### [Exercise goal]
Gather up all lines that carry the word "JSON".

### [Source data]
"""
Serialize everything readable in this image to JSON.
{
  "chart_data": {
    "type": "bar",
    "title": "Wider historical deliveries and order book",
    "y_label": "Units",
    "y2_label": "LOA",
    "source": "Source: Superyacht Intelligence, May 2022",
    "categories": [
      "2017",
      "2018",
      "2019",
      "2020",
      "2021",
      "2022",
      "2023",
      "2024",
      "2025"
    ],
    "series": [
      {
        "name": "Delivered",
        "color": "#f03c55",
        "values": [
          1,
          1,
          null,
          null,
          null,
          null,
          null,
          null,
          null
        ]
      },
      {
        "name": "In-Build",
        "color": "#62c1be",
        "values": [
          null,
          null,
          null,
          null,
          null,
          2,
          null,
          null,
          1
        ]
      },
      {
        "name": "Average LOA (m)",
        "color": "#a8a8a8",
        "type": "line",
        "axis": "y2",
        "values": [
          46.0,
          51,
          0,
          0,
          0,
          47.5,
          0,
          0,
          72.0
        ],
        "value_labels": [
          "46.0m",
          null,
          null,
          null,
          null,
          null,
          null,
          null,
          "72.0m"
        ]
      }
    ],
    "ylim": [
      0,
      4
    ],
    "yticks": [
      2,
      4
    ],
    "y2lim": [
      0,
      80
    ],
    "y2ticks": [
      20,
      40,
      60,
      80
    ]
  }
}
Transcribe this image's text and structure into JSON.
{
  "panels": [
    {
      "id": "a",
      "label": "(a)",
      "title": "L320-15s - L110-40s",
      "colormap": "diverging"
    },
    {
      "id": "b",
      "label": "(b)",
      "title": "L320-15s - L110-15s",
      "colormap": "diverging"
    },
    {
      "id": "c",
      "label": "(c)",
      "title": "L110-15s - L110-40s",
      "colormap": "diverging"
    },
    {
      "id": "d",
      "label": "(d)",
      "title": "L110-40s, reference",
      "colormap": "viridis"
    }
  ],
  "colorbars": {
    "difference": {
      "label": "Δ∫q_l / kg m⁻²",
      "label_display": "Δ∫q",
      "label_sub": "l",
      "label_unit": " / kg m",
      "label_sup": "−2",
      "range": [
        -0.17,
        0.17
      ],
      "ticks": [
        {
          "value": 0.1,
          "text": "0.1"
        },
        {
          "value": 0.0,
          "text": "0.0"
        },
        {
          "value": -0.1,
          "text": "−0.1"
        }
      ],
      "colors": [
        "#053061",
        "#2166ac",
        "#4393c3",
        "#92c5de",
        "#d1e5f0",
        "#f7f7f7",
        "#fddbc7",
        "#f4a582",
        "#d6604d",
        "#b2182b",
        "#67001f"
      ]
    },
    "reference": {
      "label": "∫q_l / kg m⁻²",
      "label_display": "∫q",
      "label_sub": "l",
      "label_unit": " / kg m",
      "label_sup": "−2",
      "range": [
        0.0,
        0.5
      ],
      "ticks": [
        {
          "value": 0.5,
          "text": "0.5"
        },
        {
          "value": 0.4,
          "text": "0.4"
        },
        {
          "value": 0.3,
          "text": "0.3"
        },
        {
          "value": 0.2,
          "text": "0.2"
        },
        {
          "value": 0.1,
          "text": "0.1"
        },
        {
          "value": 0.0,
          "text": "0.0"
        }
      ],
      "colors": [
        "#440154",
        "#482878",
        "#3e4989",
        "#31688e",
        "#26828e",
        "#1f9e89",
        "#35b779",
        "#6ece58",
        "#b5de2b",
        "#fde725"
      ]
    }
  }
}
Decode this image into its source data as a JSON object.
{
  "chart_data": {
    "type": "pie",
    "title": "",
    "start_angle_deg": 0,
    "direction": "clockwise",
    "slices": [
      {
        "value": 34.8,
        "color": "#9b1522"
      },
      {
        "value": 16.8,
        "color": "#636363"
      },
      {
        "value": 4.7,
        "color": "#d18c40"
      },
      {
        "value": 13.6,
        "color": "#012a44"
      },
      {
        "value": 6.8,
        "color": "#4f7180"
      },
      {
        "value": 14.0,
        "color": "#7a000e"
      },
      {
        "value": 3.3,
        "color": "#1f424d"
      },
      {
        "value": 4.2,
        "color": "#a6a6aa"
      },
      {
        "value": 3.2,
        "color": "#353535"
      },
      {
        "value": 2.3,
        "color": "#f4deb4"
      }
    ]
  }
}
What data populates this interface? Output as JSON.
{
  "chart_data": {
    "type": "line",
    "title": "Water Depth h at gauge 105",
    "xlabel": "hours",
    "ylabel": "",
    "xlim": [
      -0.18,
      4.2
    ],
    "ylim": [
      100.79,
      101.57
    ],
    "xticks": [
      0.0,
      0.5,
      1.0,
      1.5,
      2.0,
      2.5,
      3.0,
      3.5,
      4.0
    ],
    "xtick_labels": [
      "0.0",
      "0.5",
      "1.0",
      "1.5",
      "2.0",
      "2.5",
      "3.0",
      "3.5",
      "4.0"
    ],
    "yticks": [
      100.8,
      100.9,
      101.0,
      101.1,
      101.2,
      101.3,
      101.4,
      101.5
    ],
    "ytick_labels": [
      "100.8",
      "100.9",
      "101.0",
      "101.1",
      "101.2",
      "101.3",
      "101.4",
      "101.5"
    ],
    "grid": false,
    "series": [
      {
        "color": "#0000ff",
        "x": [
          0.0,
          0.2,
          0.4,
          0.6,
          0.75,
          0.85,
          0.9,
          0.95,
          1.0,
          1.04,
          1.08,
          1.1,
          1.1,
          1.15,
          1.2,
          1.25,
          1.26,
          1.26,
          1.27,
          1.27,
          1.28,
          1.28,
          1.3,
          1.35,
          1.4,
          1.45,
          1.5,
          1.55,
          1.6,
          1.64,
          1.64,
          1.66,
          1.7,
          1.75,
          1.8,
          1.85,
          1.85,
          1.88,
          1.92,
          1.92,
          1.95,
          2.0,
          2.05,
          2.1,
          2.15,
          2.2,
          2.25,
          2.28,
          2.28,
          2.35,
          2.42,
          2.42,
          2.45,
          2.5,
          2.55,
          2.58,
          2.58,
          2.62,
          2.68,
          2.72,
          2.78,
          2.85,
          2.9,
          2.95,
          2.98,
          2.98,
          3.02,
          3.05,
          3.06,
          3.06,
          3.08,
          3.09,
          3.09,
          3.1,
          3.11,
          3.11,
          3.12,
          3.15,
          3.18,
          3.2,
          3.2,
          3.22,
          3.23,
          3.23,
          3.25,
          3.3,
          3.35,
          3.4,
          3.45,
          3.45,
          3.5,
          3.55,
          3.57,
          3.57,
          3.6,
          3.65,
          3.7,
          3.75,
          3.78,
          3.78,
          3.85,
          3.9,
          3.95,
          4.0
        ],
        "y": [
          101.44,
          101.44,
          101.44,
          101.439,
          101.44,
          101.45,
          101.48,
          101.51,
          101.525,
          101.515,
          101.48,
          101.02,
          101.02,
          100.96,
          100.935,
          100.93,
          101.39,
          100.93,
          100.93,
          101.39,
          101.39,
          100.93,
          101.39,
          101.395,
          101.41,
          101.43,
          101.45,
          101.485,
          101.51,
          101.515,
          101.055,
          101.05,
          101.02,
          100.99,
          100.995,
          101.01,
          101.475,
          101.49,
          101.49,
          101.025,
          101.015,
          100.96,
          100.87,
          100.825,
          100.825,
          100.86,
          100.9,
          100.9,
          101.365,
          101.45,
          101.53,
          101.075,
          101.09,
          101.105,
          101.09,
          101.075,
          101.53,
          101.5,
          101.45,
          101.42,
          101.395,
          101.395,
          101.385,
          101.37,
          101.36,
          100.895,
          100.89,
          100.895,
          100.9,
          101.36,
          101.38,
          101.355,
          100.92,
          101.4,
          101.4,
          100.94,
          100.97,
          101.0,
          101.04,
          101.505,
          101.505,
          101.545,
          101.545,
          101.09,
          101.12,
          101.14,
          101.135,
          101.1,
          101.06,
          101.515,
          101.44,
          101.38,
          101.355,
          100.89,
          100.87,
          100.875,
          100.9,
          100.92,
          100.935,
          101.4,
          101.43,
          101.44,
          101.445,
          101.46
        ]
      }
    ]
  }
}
"""
### [The output]
Serialize everything readable in this image to JSON.
Transcribe this image's text and structure into JSON.
Decode this image into its source data as a JSON object.
What data populates this interface? Output as JSON.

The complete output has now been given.